● AIM
Give the total number of lines with the word "Plätze" in them, and no other words.

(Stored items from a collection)
▼

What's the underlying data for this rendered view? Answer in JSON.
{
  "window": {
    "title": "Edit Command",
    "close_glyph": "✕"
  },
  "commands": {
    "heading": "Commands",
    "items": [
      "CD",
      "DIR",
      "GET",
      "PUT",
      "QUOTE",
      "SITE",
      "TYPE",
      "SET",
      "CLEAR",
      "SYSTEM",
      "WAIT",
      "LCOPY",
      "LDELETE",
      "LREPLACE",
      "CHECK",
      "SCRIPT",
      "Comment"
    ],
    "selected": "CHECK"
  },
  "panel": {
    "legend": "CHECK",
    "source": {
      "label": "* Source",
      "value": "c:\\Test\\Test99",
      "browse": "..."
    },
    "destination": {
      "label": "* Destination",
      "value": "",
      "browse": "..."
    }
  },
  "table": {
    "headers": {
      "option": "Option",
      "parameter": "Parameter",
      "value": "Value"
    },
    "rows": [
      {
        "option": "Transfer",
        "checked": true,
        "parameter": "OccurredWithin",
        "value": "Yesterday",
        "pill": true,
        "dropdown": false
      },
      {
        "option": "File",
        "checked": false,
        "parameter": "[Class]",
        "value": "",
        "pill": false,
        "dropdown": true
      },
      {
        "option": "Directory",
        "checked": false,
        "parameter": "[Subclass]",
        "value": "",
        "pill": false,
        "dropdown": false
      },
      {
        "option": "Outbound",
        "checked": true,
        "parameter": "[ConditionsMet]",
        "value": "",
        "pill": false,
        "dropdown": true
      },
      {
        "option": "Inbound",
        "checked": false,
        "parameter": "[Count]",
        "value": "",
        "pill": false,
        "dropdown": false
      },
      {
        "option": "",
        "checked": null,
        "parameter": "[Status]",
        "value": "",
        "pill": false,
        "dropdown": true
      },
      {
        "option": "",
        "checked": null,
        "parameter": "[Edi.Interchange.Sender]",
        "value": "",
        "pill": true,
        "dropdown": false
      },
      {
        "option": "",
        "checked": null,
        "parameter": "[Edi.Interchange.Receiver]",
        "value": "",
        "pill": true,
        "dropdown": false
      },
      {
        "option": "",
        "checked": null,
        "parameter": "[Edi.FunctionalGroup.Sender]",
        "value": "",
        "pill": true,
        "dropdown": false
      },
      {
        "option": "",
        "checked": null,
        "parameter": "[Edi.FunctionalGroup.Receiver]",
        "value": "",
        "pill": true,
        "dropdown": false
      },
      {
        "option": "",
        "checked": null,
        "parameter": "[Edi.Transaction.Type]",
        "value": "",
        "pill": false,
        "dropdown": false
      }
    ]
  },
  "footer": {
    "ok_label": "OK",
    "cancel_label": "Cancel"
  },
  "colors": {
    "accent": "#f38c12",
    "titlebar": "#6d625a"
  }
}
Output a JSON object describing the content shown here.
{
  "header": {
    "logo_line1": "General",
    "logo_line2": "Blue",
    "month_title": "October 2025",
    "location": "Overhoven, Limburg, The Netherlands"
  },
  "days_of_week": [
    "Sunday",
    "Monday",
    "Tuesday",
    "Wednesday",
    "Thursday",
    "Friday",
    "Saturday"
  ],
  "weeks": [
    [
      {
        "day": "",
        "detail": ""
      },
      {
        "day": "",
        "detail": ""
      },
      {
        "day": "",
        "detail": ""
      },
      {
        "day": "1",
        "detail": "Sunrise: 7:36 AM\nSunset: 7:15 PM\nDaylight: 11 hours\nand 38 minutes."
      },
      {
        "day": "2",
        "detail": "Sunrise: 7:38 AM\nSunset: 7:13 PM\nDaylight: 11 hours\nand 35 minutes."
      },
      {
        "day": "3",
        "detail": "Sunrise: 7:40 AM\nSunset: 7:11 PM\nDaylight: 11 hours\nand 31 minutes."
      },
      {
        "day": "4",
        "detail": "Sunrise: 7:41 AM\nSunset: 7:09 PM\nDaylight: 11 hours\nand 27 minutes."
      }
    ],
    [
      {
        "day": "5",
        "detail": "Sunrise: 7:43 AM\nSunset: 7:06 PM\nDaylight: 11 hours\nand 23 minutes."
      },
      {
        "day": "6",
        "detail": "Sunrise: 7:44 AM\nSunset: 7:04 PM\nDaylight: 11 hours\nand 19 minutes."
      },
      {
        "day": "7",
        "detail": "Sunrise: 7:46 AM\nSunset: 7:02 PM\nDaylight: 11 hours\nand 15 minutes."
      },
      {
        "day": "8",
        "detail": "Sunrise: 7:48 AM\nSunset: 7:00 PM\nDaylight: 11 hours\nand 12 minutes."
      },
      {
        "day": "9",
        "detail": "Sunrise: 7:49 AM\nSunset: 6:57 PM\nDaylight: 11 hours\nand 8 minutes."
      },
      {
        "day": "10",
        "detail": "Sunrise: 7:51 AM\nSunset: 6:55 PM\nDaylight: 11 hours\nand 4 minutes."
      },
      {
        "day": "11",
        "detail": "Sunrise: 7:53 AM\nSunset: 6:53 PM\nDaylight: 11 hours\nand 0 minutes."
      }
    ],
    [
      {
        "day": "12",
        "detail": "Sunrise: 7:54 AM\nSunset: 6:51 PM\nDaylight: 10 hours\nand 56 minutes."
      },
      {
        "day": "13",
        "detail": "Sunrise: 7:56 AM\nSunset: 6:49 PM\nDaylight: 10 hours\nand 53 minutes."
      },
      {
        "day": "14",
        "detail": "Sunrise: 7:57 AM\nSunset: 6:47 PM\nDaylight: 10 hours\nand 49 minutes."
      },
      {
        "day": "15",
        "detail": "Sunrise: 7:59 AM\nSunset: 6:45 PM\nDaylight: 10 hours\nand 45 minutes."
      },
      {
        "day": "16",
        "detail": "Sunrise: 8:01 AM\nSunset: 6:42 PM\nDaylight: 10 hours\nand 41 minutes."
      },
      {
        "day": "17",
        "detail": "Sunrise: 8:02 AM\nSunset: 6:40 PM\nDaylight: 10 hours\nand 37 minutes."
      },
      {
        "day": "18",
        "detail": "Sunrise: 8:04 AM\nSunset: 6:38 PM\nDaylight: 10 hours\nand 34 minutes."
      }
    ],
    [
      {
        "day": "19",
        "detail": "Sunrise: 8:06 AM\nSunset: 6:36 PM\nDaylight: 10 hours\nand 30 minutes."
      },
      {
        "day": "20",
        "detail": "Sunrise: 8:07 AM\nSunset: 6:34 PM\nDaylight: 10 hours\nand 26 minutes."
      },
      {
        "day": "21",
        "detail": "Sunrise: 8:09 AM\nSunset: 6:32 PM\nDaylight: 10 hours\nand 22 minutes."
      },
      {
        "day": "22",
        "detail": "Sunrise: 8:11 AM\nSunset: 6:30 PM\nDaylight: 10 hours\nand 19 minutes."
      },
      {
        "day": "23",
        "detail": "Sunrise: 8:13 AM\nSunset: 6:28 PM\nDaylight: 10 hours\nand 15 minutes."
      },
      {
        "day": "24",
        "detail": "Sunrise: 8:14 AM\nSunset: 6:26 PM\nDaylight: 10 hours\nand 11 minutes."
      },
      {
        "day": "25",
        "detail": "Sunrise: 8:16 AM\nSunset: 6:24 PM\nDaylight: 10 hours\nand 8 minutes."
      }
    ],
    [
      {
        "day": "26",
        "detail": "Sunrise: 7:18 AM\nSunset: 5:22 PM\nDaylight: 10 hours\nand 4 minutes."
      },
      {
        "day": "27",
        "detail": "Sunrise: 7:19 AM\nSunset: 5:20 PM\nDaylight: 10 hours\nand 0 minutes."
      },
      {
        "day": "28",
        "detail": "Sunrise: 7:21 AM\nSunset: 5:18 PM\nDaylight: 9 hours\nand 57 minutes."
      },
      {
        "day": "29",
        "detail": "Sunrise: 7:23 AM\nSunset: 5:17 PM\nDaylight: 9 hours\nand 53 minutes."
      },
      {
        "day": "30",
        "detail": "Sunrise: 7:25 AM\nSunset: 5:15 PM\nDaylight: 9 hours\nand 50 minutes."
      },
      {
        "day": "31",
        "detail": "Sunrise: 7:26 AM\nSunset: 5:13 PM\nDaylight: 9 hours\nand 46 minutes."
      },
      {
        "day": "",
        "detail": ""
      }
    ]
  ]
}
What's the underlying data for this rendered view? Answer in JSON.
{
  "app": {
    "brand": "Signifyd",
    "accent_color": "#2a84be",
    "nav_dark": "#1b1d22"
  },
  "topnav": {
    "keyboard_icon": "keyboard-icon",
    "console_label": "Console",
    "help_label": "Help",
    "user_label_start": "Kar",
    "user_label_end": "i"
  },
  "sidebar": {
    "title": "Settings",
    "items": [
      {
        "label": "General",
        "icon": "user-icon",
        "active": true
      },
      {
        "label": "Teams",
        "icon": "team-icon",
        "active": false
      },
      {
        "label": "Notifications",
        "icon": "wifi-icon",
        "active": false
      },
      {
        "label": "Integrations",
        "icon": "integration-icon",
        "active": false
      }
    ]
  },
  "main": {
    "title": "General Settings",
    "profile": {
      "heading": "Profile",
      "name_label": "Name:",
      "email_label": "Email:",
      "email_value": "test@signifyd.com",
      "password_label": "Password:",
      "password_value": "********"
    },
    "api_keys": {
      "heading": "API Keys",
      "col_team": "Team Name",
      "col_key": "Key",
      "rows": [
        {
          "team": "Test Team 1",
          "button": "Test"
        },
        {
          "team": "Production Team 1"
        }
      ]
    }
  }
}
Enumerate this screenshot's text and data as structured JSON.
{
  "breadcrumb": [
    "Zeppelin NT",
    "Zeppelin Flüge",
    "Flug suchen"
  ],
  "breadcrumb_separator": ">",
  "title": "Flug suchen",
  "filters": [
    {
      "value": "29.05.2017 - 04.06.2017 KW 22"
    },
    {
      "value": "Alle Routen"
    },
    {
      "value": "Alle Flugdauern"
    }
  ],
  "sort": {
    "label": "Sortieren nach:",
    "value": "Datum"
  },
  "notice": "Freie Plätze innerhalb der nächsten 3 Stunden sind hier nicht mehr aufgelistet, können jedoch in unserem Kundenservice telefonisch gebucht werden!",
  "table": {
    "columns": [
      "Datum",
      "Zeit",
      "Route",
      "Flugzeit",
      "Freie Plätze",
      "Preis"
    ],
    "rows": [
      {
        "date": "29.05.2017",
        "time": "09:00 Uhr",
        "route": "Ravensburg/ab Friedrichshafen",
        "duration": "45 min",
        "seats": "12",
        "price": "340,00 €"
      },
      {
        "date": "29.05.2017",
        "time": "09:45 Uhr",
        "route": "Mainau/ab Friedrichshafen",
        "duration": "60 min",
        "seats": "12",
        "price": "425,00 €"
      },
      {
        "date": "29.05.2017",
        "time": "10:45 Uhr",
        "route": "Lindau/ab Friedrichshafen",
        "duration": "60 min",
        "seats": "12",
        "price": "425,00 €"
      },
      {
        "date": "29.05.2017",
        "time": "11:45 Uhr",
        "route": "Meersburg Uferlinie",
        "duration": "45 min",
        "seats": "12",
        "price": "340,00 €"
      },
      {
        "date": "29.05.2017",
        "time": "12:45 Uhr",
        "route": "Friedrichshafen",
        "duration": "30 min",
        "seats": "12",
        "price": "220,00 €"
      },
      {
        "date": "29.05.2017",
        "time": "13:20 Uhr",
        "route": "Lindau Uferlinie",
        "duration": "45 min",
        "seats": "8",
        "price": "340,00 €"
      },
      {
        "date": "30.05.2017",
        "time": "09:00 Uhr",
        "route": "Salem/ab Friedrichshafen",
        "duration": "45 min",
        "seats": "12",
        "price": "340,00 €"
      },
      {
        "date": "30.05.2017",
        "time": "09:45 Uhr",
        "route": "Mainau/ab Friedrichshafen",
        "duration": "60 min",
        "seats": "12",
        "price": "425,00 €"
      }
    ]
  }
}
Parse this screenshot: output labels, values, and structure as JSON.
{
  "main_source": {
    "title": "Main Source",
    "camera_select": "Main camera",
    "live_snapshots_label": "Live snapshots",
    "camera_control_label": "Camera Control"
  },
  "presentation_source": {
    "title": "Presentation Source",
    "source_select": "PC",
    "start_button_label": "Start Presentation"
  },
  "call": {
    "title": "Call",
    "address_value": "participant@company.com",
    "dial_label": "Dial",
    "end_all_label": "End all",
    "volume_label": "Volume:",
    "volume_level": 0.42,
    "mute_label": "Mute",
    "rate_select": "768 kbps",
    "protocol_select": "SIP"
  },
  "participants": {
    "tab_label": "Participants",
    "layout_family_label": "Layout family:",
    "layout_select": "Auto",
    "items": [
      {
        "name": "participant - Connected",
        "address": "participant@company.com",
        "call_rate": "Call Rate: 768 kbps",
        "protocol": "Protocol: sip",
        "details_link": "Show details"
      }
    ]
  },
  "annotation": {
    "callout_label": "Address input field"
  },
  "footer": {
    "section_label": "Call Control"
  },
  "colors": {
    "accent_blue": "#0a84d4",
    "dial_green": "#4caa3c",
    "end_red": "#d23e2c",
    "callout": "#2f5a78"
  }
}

▲

● EXERCISE ANSWER
2